* **Request**:
Reproduce every entry below precisely. Pictures are excluded from the copy.

--- start Data for processing ---

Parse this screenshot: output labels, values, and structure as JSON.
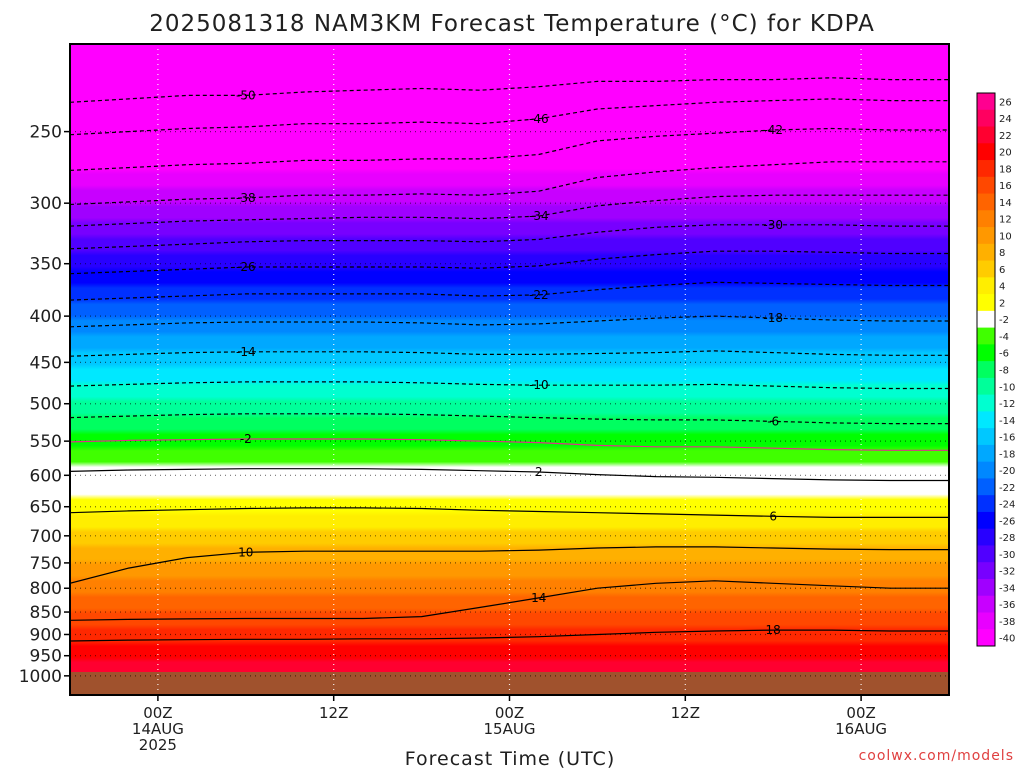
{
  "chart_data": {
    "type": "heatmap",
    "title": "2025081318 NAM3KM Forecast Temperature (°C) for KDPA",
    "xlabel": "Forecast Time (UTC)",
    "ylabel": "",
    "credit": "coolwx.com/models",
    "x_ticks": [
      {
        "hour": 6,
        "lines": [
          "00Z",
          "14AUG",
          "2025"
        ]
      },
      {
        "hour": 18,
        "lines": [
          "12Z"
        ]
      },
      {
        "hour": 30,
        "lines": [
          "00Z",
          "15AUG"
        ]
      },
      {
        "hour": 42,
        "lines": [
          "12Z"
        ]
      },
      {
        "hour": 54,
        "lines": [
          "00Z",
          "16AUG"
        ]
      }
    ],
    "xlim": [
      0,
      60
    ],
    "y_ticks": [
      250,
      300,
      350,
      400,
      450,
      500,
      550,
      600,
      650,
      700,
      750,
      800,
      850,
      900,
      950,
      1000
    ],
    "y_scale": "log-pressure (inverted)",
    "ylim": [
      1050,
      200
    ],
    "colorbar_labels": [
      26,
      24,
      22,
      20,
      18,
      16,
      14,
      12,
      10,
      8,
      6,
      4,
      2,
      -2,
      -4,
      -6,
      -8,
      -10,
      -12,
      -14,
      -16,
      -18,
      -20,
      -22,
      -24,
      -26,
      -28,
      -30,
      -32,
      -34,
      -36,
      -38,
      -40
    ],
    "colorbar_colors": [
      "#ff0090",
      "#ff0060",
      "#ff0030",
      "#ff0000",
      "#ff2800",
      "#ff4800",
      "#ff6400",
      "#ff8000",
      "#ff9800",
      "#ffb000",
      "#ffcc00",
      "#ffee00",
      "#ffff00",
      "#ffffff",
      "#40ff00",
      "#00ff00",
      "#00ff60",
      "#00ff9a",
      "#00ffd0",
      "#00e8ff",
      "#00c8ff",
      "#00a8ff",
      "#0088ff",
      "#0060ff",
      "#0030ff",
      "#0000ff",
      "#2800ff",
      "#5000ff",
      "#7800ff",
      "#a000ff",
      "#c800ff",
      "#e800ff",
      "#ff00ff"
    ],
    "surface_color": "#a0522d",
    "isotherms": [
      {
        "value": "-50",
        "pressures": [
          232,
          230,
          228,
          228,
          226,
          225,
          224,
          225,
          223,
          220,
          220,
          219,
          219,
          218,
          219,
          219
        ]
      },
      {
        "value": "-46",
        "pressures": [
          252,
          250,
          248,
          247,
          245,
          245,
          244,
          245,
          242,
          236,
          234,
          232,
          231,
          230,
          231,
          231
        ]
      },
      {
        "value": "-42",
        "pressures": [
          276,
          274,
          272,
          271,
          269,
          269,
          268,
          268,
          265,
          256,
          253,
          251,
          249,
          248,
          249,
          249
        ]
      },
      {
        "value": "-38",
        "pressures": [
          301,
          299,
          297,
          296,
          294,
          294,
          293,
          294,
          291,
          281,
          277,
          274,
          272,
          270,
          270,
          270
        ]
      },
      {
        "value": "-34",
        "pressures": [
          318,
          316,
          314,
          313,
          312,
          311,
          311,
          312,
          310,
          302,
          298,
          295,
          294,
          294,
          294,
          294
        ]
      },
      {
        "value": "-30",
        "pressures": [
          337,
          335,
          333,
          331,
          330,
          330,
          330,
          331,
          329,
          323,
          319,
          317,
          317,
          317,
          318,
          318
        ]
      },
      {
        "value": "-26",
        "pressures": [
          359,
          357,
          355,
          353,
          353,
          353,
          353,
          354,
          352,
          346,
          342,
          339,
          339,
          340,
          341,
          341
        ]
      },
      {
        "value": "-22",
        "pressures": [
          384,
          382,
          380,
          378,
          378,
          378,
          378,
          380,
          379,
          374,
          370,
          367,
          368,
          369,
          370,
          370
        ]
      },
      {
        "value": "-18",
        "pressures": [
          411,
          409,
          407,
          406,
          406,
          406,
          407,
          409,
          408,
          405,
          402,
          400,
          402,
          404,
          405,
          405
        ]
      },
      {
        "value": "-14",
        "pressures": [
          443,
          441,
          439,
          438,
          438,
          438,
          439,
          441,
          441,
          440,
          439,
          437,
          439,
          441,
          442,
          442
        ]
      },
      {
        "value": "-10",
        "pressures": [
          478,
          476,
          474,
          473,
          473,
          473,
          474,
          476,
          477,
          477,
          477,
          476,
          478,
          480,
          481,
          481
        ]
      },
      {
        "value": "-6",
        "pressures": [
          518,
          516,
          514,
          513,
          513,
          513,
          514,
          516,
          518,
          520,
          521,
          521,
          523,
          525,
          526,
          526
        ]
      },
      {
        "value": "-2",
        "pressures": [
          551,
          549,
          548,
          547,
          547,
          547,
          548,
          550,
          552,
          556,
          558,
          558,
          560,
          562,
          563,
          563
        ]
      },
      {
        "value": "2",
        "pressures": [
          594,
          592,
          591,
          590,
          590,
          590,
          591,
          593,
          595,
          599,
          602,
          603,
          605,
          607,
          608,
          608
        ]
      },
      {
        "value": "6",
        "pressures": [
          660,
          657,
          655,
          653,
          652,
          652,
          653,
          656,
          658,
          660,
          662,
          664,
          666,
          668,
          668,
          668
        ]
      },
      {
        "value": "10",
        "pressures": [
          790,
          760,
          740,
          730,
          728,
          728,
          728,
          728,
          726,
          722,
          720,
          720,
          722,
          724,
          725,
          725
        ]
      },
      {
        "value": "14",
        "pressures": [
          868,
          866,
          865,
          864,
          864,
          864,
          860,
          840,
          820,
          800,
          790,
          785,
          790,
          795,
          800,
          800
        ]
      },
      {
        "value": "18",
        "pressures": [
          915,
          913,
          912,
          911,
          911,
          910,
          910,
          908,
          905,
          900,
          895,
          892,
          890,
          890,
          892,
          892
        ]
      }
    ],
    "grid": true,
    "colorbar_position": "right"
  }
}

--- end Data for processing ---

* **Final result**:
Parse this screenshot: output labels, values, and structure as JSON.
{
  "chart_data": {
    "type": "heatmap",
    "title": "2025081318 NAM3KM Forecast Temperature (°C) for KDPA",
    "xlabel": "Forecast Time (UTC)",
    "ylabel": "",
    "credit": "coolwx.com/models",
    "x_ticks": [
      {
        "hour": 6,
        "lines": [
          "00Z",
          "14AUG",
          "2025"
        ]
      },
      {
        "hour": 18,
        "lines": [
          "12Z"
        ]
      },
      {
        "hour": 30,
        "lines": [
          "00Z",
          "15AUG"
        ]
      },
      {
        "hour": 42,
        "lines": [
          "12Z"
        ]
      },
      {
        "hour": 54,
        "lines": [
          "00Z",
          "16AUG"
        ]
      }
    ],
    "xlim": [
      0,
      60
    ],
    "y_ticks": [
      250,
      300,
      350,
      400,
      450,
      500,
      550,
      600,
      650,
      700,
      750,
      800,
      850,
      900,
      950,
      1000
    ],
    "y_scale": "log-pressure (inverted)",
    "ylim": [
      1050,
      200
    ],
    "colorbar_labels": [
      26,
      24,
      22,
      20,
      18,
      16,
      14,
      12,
      10,
      8,
      6,
      4,
      2,
      -2,
      -4,
      -6,
      -8,
      -10,
      -12,
      -14,
      -16,
      -18,
      -20,
      -22,
      -24,
      -26,
      -28,
      -30,
      -32,
      -34,
      -36,
      -38,
      -40
    ],
    "colorbar_colors": [
      "#ff0090",
      "#ff0060",
      "#ff0030",
      "#ff0000",
      "#ff2800",
      "#ff4800",
      "#ff6400",
      "#ff8000",
      "#ff9800",
      "#ffb000",
      "#ffcc00",
      "#ffee00",
      "#ffff00",
      "#ffffff",
      "#40ff00",
      "#00ff00",
      "#00ff60",
      "#00ff9a",
      "#00ffd0",
      "#00e8ff",
      "#00c8ff",
      "#00a8ff",
      "#0088ff",
      "#0060ff",
      "#0030ff",
      "#0000ff",
      "#2800ff",
      "#5000ff",
      "#7800ff",
      "#a000ff",
      "#c800ff",
      "#e800ff",
      "#ff00ff"
    ],
    "surface_color": "#a0522d",
    "isotherms": [
      {
        "value": "-50",
        "pressures": [
          232,
          230,
          228,
          228,
          226,
          225,
          224,
          225,
          223,
          220,
          220,
          219,
          219,
          218,
          219,
          219
        ]
      },
      {
        "value": "-46",
        "pressures": [
          252,
          250,
          248,
          247,
          245,
          245,
          244,
          245,
          242,
          236,
          234,
          232,
          231,
          230,
          231,
          231
        ]
      },
      {
        "value": "-42",
        "pressures": [
          276,
          274,
          272,
          271,
          269,
          269,
          268,
          268,
          265,
          256,
          253,
          251,
          249,
          248,
          249,
          249
        ]
      },
      {
        "value": "-38",
        "pressures": [
          301,
          299,
          297,
          296,
          294,
          294,
          293,
          294,
          291,
          281,
          277,
          274,
          272,
          270,
          270,
          270
        ]
      },
      {
        "value": "-34",
        "pressures": [
          318,
          316,
          314,
          313,
          312,
          311,
          311,
          312,
          310,
          302,
          298,
          295,
          294,
          294,
          294,
          294
        ]
      },
      {
        "value": "-30",
        "pressures": [
          337,
          335,
          333,
          331,
          330,
          330,
          330,
          331,
          329,
          323,
          319,
          317,
          317,
          317,
          318,
          318
        ]
      },
      {
        "value": "-26",
        "pressures": [
          359,
          357,
          355,
          353,
          353,
          353,
          353,
          354,
          352,
          346,
          342,
          339,
          339,
          340,
          341,
          341
        ]
      },
      {
        "value": "-22",
        "pressures": [
          384,
          382,
          380,
          378,
          378,
          378,
          378,
          380,
          379,
          374,
          370,
          367,
          368,
          369,
          370,
          370
        ]
      },
      {
        "value": "-18",
        "pressures": [
          411,
          409,
          407,
          406,
          406,
          406,
          407,
          409,
          408,
          405,
          402,
          400,
          402,
          404,
          405,
          405
        ]
      },
      {
        "value": "-14",
        "pressures": [
          443,
          441,
          439,
          438,
          438,
          438,
          439,
          441,
          441,
          440,
          439,
          437,
          439,
          441,
          442,
          442
        ]
      },
      {
        "value": "-10",
        "pressures": [
          478,
          476,
          474,
          473,
          473,
          473,
          474,
          476,
          477,
          477,
          477,
          476,
          478,
          480,
          481,
          481
        ]
      },
      {
        "value": "-6",
        "pressures": [
          518,
          516,
          514,
          513,
          513,
          513,
          514,
          516,
          518,
          520,
          521,
          521,
          523,
          525,
          526,
          526
        ]
      },
      {
        "value": "-2",
        "pressures": [
          551,
          549,
          548,
          547,
          547,
          547,
          548,
          550,
          552,
          556,
          558,
          558,
          560,
          562,
          563,
          563
        ]
      },
      {
        "value": "2",
        "pressures": [
          594,
          592,
          591,
          590,
          590,
          590,
          591,
          593,
          595,
          599,
          602,
          603,
          605,
          607,
          608,
          608
        ]
      },
      {
        "value": "6",
        "pressures": [
          660,
          657,
          655,
          653,
          652,
          652,
          653,
          656,
          658,
          660,
          662,
          664,
          666,
          668,
          668,
          668
        ]
      },
      {
        "value": "10",
        "pressures": [
          790,
          760,
          740,
          730,
          728,
          728,
          728,
          728,
          726,
          722,
          720,
          720,
          722,
          724,
          725,
          725
        ]
      },
      {
        "value": "14",
        "pressures": [
          868,
          866,
          865,
          864,
          864,
          864,
          860,
          840,
          820,
          800,
          790,
          785,
          790,
          795,
          800,
          800
        ]
      },
      {
        "value": "18",
        "pressures": [
          915,
          913,
          912,
          911,
          911,
          910,
          910,
          908,
          905,
          900,
          895,
          892,
          890,
          890,
          892,
          892
        ]
      }
    ],
    "grid": true,
    "colorbar_position": "right"
  }
}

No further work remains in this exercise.